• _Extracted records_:
+++

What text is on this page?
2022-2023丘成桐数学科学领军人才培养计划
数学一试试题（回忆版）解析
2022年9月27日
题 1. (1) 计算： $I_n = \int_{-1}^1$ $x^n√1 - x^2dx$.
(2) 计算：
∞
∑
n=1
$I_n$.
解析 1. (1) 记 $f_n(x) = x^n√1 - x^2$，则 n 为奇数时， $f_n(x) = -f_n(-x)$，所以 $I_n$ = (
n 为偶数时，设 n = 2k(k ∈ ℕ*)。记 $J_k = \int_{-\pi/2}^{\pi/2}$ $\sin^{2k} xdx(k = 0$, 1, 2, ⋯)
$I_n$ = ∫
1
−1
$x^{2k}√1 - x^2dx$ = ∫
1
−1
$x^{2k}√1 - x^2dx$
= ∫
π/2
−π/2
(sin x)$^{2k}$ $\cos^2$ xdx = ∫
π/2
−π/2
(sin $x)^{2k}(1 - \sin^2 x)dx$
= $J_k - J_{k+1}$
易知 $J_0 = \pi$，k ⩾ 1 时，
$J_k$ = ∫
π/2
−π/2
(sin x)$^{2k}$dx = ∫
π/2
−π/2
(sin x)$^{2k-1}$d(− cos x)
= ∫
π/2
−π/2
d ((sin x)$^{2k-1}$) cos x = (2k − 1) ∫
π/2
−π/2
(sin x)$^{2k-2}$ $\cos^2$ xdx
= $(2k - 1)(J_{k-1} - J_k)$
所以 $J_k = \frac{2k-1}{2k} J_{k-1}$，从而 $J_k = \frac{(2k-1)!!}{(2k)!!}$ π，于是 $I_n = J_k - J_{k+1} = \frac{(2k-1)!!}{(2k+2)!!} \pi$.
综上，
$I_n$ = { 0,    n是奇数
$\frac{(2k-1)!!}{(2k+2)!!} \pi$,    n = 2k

+++

• _TASK DIRECTIONS_:
Transcribe all entries exactly as they are given.

• _TASK SOLUTION_:
What text is on this page?
2022-2023丘成桐数学科学领军人才培养计划
数学一试试题（回忆版）解析
2022年9月27日
题 1. (1) 计算： $I_n = \int_{-1}^1$ $x^n√1 - x^2dx$.
(2) 计算：
∞
∑
n=1
$I_n$.
解析 1. (1) 记 $f_n(x) = x^n√1 - x^2$，则 n 为奇数时， $f_n(x) = -f_n(-x)$，所以 $I_n$ = (
n 为偶数时，设 n = 2k(k ∈ ℕ*)。记 $J_k = \int_{-\pi/2}^{\pi/2}$ $\sin^{2k} xdx(k = 0$, 1, 2, ⋯)
$I_n$ = ∫
1
−1
$x^{2k}√1 - x^2dx$ = ∫
1
−1
$x^{2k}√1 - x^2dx$
= ∫
π/2
−π/2
(sin x)$^{2k}$ $\cos^2$ xdx = ∫
π/2
−π/2
(sin $x)^{2k}(1 - \sin^2 x)dx$
= $J_k - J_{k+1}$
易知 $J_0 = \pi$，k ⩾ 1 时，
$J_k$ = ∫
π/2
−π/2
(sin x)$^{2k}$dx = ∫
π/2
−π/2
(sin x)$^{2k-1}$d(− cos x)
= ∫
π/2
−π/2
d ((sin x)$^{2k-1}$) cos x = (2k − 1) ∫
π/2
−π/2
(sin x)$^{2k-2}$ $\cos^2$ xdx
= $(2k - 1)(J_{k-1} - J_k)$
所以 $J_k = \frac{2k-1}{2k} J_{k-1}$，从而 $J_k = \frac{(2k-1)!!}{(2k)!!}$ π，于是 $I_n = J_k - J_{k+1} = \frac{(2k-1)!!}{(2k+2)!!} \pi$.
综上，
$I_n$ = { 0,    n是奇数
$\frac{(2k-1)!!}{(2k+2)!!} \pi$,    n = 2k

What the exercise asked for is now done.